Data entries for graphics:
○ ○ ○ ○ ○ ○ ○

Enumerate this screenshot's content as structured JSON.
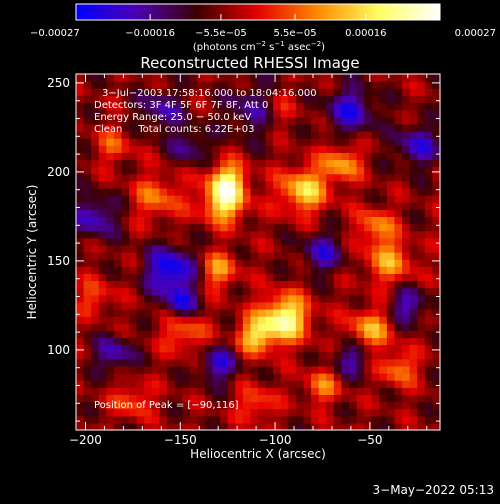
{
  "chart_data": {
    "type": "heatmap",
    "title": "Reconstructed RHESSI Image",
    "xlabel": "Heliocentric X (arcsec)",
    "ylabel": "Heliocentric Y (arcsec)",
    "xlim": [
      -205,
      -13
    ],
    "ylim": [
      55,
      255
    ],
    "xticks": [
      -200,
      -150,
      -100,
      -50
    ],
    "xtick_labels": [
      "−200",
      "−150",
      "−100",
      "−50"
    ],
    "yticks": [
      100,
      150,
      200,
      250
    ],
    "ytick_labels": [
      "100",
      "150",
      "200",
      "250"
    ],
    "colorbar": {
      "min": -0.00027,
      "max": 0.00027,
      "ticks": [
        -0.00027,
        -0.00016,
        -5.5e-05,
        5.5e-05,
        0.00016,
        0.00027
      ],
      "tick_labels": [
        "−0.00027",
        "−0.00016",
        "−5.5e−05",
        "5.5e−05",
        "0.00016",
        "0.00027"
      ],
      "units_prefix": "(photons cm",
      "units_exp1": "−2",
      "units_mid": " s",
      "units_exp2": "−1",
      "units_mid2": " asec",
      "units_exp3": "−2",
      "units_suffix": ")",
      "colors": [
        "#0000ff",
        "#4b00b4",
        "#3c0000",
        "#e60000",
        "#ff8c00",
        "#ffff64",
        "#ffffff"
      ]
    },
    "annotations": [
      "3−Jul−2003 17:58:16.000 to 18:04:16.000",
      "Detectors: 3F 4F 5F 6F 7F 8F, Att 0",
      "Energy Range: 25.0 − 50.0 keV",
      "Clean     Total counts: 6.22E+03"
    ],
    "peak_label": "Position of Peak = [−90,116]",
    "peak": [
      -90,
      116
    ],
    "sources": [
      {
        "x": -95,
        "y": 118,
        "amp": 1.0,
        "r": 9
      },
      {
        "x": -110,
        "y": 108,
        "amp": 0.7,
        "r": 7
      },
      {
        "x": -127,
        "y": 183,
        "amp": 0.85,
        "r": 8
      },
      {
        "x": -125,
        "y": 196,
        "amp": 0.75,
        "r": 7
      },
      {
        "x": -85,
        "y": 190,
        "amp": 0.75,
        "r": 9
      },
      {
        "x": -65,
        "y": 205,
        "amp": 0.6,
        "r": 7
      },
      {
        "x": -162,
        "y": 186,
        "amp": 0.45,
        "r": 9
      },
      {
        "x": -185,
        "y": 215,
        "amp": 0.35,
        "r": 7
      },
      {
        "x": -130,
        "y": 145,
        "amp": 0.55,
        "r": 7
      },
      {
        "x": -148,
        "y": 110,
        "amp": 0.45,
        "r": 8
      },
      {
        "x": -40,
        "y": 150,
        "amp": 0.55,
        "r": 9
      },
      {
        "x": -47,
        "y": 170,
        "amp": 0.5,
        "r": 7
      },
      {
        "x": -50,
        "y": 112,
        "amp": 0.6,
        "r": 8
      },
      {
        "x": -35,
        "y": 90,
        "amp": 0.5,
        "r": 7
      },
      {
        "x": -75,
        "y": 80,
        "amp": 0.45,
        "r": 7
      },
      {
        "x": -110,
        "y": 70,
        "amp": 0.4,
        "r": 7
      },
      {
        "x": -175,
        "y": 72,
        "amp": 0.4,
        "r": 7
      },
      {
        "x": -100,
        "y": 235,
        "amp": 0.35,
        "r": 8
      },
      {
        "x": -195,
        "y": 130,
        "amp": 0.35,
        "r": 7
      },
      {
        "x": -155,
        "y": 145,
        "amp": -0.8,
        "r": 9
      },
      {
        "x": -150,
        "y": 127,
        "amp": -0.6,
        "r": 6
      },
      {
        "x": -110,
        "y": 235,
        "amp": -0.5,
        "r": 10
      },
      {
        "x": -195,
        "y": 175,
        "amp": -0.55,
        "r": 8
      },
      {
        "x": -60,
        "y": 235,
        "amp": -0.6,
        "r": 9
      },
      {
        "x": -25,
        "y": 215,
        "amp": -0.55,
        "r": 8
      },
      {
        "x": -30,
        "y": 125,
        "amp": -0.5,
        "r": 7
      },
      {
        "x": -75,
        "y": 155,
        "amp": -0.5,
        "r": 8
      },
      {
        "x": -130,
        "y": 92,
        "amp": -0.55,
        "r": 7
      },
      {
        "x": -185,
        "y": 98,
        "amp": -0.5,
        "r": 7
      },
      {
        "x": -60,
        "y": 95,
        "amp": -0.45,
        "r": 7
      },
      {
        "x": -160,
        "y": 235,
        "amp": -0.45,
        "r": 8
      },
      {
        "x": -145,
        "y": 215,
        "amp": -0.4,
        "r": 7
      }
    ]
  },
  "footer": {
    "date": "3−May−2022 05:13"
  }
}
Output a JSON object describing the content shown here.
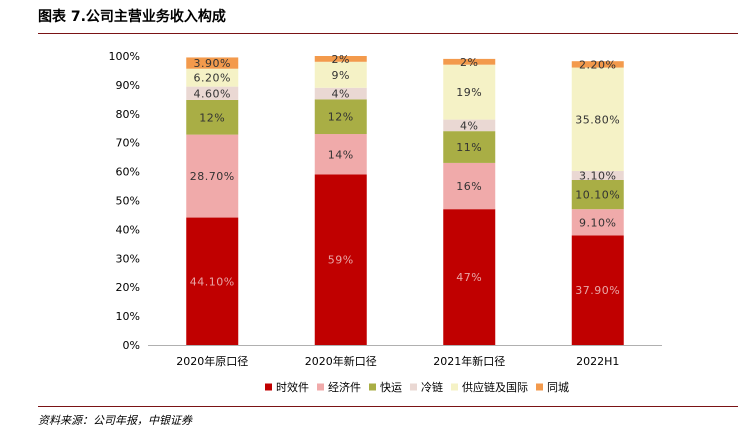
{
  "header": {
    "title": "图表 7.公司主营业务收入构成"
  },
  "footer": {
    "source": "资料来源：公司年报，中银证券"
  },
  "chart_data": {
    "type": "bar",
    "stacked": true,
    "title": "",
    "xlabel": "",
    "ylabel": "",
    "ylim": [
      0,
      100
    ],
    "y_ticks": [
      "0%",
      "10%",
      "20%",
      "30%",
      "40%",
      "50%",
      "60%",
      "70%",
      "80%",
      "90%",
      "100%"
    ],
    "categories": [
      "2020年原口径",
      "2020年新口径",
      "2021年新口径",
      "2022H1"
    ],
    "legend_position": "bottom",
    "series": [
      {
        "name": "时效件",
        "color": "#c00000",
        "label_color": "#e8a6a6",
        "values": [
          44.1,
          59,
          47,
          37.9
        ],
        "labels": [
          "44.10%",
          "59%",
          "47%",
          "37.90%"
        ]
      },
      {
        "name": "经济件",
        "color": "#f0aaaa",
        "label_color": "#333333",
        "values": [
          28.7,
          14,
          16,
          9.1
        ],
        "labels": [
          "28.70%",
          "14%",
          "16%",
          "9.10%"
        ]
      },
      {
        "name": "快运",
        "color": "#a9ae45",
        "label_color": "#333333",
        "values": [
          12,
          12,
          11,
          10.1
        ],
        "labels": [
          "12%",
          "12%",
          "11%",
          "10.10%"
        ]
      },
      {
        "name": "冷链",
        "color": "#ead8d3",
        "label_color": "#333333",
        "values": [
          4.6,
          4,
          4,
          3.1
        ],
        "labels": [
          "4.60%",
          "4%",
          "4%",
          "3.10%"
        ]
      },
      {
        "name": "供应链及国际",
        "color": "#f5f2c6",
        "label_color": "#333333",
        "values": [
          6.2,
          9,
          19,
          35.8
        ],
        "labels": [
          "6.20%",
          "9%",
          "19%",
          "35.80%"
        ]
      },
      {
        "name": "同城",
        "color": "#f39a4c",
        "label_color": "#333333",
        "values": [
          3.9,
          2,
          2,
          2.2
        ],
        "labels": [
          "3.90%",
          "2%",
          "2%",
          "2.20%"
        ]
      }
    ]
  }
}
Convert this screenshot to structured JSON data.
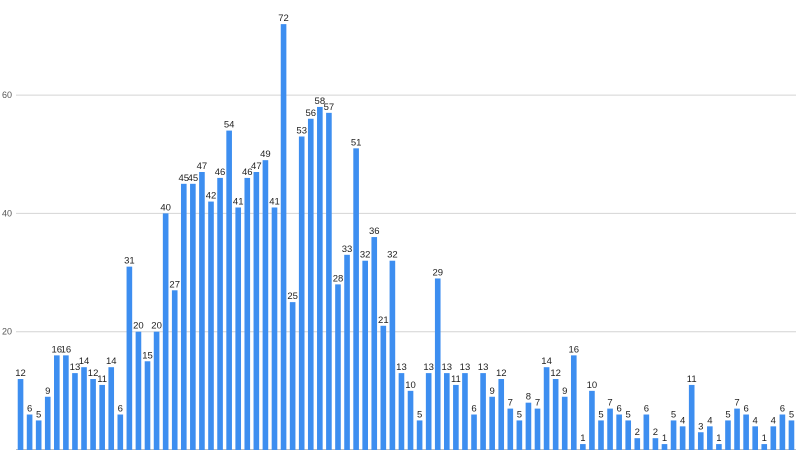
{
  "chart_data": {
    "type": "bar",
    "title": "",
    "xlabel": "",
    "ylabel": "",
    "ylim": [
      0,
      76
    ],
    "yticks": [
      "20",
      "40",
      "60"
    ],
    "grid": true,
    "bar_color": "#3d8ef0",
    "values": [
      12,
      6,
      5,
      9,
      16,
      16,
      13,
      14,
      12,
      11,
      14,
      6,
      31,
      20,
      15,
      20,
      40,
      27,
      45,
      45,
      47,
      42,
      46,
      54,
      41,
      46,
      47,
      49,
      41,
      72,
      25,
      53,
      56,
      58,
      57,
      28,
      33,
      51,
      32,
      36,
      21,
      32,
      13,
      10,
      5,
      13,
      29,
      13,
      11,
      13,
      6,
      13,
      9,
      12,
      7,
      5,
      8,
      7,
      14,
      12,
      9,
      16,
      1,
      10,
      5,
      7,
      6,
      5,
      2,
      6,
      2,
      1,
      5,
      4,
      11,
      3,
      4,
      1,
      5,
      7,
      6,
      4,
      1,
      4,
      6,
      5
    ]
  }
}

○ ○ ○ ○ ○ ○ ○

[Task prompt] Copy down every line of the entries containing the word "structured".

[Final answer]
Enumerate this screenshot's content as structured JSON.
Convert this screenshot to structured JSON data.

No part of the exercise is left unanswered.